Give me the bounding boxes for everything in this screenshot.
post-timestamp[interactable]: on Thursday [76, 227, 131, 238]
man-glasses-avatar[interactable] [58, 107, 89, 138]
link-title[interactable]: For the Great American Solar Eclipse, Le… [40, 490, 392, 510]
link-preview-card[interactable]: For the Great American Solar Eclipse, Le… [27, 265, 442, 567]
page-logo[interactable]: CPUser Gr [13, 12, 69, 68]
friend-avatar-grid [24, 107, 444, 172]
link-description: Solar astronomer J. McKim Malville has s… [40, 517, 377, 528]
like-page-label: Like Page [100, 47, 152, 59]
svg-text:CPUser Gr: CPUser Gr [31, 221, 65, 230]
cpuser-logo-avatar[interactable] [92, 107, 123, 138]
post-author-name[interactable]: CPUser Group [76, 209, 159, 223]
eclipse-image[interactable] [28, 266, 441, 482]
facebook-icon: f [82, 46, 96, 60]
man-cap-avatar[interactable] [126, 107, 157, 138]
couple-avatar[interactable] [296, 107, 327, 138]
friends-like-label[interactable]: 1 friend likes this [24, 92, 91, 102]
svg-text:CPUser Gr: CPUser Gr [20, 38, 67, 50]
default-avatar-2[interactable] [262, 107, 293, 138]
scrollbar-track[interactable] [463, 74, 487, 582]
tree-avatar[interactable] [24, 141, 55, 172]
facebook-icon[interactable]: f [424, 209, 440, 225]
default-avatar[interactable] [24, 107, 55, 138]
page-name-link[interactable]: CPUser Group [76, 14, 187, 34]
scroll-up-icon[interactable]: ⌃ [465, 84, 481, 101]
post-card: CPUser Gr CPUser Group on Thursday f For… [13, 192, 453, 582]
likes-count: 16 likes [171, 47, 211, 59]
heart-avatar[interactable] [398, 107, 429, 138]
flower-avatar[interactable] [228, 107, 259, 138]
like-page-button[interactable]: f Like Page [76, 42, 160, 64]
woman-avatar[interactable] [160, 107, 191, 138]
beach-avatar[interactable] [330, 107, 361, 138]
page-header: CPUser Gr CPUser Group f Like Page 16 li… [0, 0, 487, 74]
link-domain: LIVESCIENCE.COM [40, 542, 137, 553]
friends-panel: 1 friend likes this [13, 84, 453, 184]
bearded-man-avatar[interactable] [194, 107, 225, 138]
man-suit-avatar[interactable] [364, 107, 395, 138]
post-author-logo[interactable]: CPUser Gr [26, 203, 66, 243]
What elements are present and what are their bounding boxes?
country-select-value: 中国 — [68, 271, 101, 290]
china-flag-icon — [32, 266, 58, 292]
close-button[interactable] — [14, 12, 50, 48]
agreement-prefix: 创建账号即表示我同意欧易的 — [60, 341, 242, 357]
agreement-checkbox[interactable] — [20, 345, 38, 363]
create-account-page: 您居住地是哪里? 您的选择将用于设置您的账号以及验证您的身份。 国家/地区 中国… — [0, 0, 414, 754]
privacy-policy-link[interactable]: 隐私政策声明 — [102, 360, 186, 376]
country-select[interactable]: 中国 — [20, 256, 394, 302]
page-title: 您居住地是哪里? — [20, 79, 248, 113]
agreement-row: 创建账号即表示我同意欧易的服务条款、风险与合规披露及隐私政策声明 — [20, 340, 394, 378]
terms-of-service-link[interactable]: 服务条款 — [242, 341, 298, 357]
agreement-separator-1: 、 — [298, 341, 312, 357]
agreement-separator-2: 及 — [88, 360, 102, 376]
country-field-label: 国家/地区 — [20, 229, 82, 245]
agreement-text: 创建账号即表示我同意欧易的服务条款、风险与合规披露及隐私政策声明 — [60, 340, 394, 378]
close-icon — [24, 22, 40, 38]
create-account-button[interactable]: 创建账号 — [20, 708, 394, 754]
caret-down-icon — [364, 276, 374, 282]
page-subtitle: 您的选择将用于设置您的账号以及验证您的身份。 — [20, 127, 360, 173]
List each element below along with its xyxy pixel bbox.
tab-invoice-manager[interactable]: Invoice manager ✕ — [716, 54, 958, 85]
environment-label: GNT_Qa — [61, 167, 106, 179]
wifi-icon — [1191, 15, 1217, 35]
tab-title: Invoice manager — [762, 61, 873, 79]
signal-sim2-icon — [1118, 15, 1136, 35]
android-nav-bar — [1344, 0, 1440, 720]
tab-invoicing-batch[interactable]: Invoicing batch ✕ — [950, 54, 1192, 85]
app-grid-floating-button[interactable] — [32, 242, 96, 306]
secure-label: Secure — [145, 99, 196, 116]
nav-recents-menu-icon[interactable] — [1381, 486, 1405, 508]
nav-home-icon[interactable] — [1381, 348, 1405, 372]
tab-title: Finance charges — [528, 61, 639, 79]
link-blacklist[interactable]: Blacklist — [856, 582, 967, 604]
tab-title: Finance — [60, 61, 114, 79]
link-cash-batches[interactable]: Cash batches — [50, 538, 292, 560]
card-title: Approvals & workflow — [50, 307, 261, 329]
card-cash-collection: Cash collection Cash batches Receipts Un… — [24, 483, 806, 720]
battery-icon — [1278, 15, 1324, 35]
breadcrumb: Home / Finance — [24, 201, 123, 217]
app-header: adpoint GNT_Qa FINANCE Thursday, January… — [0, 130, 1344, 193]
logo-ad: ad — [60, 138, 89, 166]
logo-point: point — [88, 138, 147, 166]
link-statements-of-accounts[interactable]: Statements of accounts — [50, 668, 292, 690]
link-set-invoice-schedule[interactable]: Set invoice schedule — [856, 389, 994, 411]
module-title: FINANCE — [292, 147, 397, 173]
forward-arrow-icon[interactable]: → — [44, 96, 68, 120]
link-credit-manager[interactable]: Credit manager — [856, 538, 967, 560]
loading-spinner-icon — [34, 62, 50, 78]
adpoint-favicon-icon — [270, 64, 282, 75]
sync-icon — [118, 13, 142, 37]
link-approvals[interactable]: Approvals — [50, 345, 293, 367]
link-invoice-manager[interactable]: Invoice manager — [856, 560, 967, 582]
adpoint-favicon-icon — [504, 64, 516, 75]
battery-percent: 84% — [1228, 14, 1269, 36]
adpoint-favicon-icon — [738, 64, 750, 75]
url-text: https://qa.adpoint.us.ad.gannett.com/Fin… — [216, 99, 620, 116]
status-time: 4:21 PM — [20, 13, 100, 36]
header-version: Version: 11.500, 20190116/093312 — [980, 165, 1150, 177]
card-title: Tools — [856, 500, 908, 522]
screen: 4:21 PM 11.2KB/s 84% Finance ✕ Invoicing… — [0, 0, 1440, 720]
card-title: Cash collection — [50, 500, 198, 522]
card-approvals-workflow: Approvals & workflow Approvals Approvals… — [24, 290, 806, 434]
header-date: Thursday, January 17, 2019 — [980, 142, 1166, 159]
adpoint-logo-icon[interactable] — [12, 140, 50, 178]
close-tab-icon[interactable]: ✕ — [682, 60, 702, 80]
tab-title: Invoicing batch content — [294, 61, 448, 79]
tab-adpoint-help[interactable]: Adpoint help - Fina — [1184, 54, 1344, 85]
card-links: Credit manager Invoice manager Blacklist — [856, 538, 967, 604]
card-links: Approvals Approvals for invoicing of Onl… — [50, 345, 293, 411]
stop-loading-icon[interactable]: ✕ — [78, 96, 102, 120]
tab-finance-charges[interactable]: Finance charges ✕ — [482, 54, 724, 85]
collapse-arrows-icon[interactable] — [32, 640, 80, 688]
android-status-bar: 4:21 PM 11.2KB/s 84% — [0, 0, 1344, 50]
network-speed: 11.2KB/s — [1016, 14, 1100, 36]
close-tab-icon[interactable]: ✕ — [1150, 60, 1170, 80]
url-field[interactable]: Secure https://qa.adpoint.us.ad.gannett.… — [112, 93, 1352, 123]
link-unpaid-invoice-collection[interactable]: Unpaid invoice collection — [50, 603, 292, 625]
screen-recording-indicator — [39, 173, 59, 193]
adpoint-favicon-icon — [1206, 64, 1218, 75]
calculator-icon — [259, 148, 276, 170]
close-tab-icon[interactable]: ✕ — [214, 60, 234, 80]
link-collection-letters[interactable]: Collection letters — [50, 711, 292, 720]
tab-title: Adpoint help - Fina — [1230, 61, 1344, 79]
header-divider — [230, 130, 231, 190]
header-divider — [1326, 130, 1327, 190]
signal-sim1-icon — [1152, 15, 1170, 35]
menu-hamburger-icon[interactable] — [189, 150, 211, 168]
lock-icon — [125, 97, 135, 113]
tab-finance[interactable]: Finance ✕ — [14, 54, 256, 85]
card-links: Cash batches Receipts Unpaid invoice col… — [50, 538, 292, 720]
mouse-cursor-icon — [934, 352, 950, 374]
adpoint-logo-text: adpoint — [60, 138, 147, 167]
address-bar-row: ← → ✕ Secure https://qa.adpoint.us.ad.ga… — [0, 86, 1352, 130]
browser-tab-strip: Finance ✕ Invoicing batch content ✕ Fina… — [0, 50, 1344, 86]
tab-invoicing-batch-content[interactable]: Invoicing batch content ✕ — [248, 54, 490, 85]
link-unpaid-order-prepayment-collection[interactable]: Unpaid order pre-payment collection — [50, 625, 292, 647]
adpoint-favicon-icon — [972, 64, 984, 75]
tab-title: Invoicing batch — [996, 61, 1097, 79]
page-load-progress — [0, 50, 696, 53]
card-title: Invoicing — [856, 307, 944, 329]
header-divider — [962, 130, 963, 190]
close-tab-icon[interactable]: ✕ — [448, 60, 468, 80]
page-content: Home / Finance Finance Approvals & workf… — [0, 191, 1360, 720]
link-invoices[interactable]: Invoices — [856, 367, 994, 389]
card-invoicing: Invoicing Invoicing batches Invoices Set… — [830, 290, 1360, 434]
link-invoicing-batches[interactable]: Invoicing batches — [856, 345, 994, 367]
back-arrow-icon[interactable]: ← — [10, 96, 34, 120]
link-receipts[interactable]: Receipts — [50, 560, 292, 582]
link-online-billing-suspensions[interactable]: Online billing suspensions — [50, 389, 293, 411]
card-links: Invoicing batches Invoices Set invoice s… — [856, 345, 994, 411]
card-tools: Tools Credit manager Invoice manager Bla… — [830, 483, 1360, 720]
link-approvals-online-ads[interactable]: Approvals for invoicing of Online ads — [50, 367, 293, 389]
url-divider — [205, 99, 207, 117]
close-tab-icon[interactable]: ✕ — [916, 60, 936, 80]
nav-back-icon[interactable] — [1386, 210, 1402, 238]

▸ **WRITTEN EXERCISE**
Reproduce verbatim the records from their first line through the line containing "flower-avatar[interactable] [228, 107, 259, 138]", with both ends included.

▸ **TASK SOLUTION**
Give me the bounding boxes for everything in this screenshot.
post-timestamp[interactable]: on Thursday [76, 227, 131, 238]
man-glasses-avatar[interactable] [58, 107, 89, 138]
link-title[interactable]: For the Great American Solar Eclipse, Le… [40, 490, 392, 510]
link-preview-card[interactable]: For the Great American Solar Eclipse, Le… [27, 265, 442, 567]
page-logo[interactable]: CPUser Gr [13, 12, 69, 68]
friend-avatar-grid [24, 107, 444, 172]
link-description: Solar astronomer J. McKim Malville has s… [40, 517, 377, 528]
like-page-label: Like Page [100, 47, 152, 59]
svg-text:CPUser Gr: CPUser Gr [31, 221, 65, 230]
cpuser-logo-avatar[interactable] [92, 107, 123, 138]
post-author-name[interactable]: CPUser Group [76, 209, 159, 223]
eclipse-image[interactable] [28, 266, 441, 482]
facebook-icon: f [82, 46, 96, 60]
man-cap-avatar[interactable] [126, 107, 157, 138]
couple-avatar[interactable] [296, 107, 327, 138]
friends-like-label[interactable]: 1 friend likes this [24, 92, 91, 102]
svg-text:CPUser Gr: CPUser Gr [20, 38, 67, 50]
default-avatar-2[interactable] [262, 107, 293, 138]
scrollbar-track[interactable] [463, 74, 487, 582]
tree-avatar[interactable] [24, 141, 55, 172]
facebook-icon[interactable]: f [424, 209, 440, 225]
default-avatar[interactable] [24, 107, 55, 138]
page-name-link[interactable]: CPUser Group [76, 14, 187, 34]
scroll-up-icon[interactable]: ⌃ [465, 84, 481, 101]
post-card: CPUser Gr CPUser Group on Thursday f For… [13, 192, 453, 582]
likes-count: 16 likes [171, 47, 211, 59]
heart-avatar[interactable] [398, 107, 429, 138]
flower-avatar[interactable] [228, 107, 259, 138]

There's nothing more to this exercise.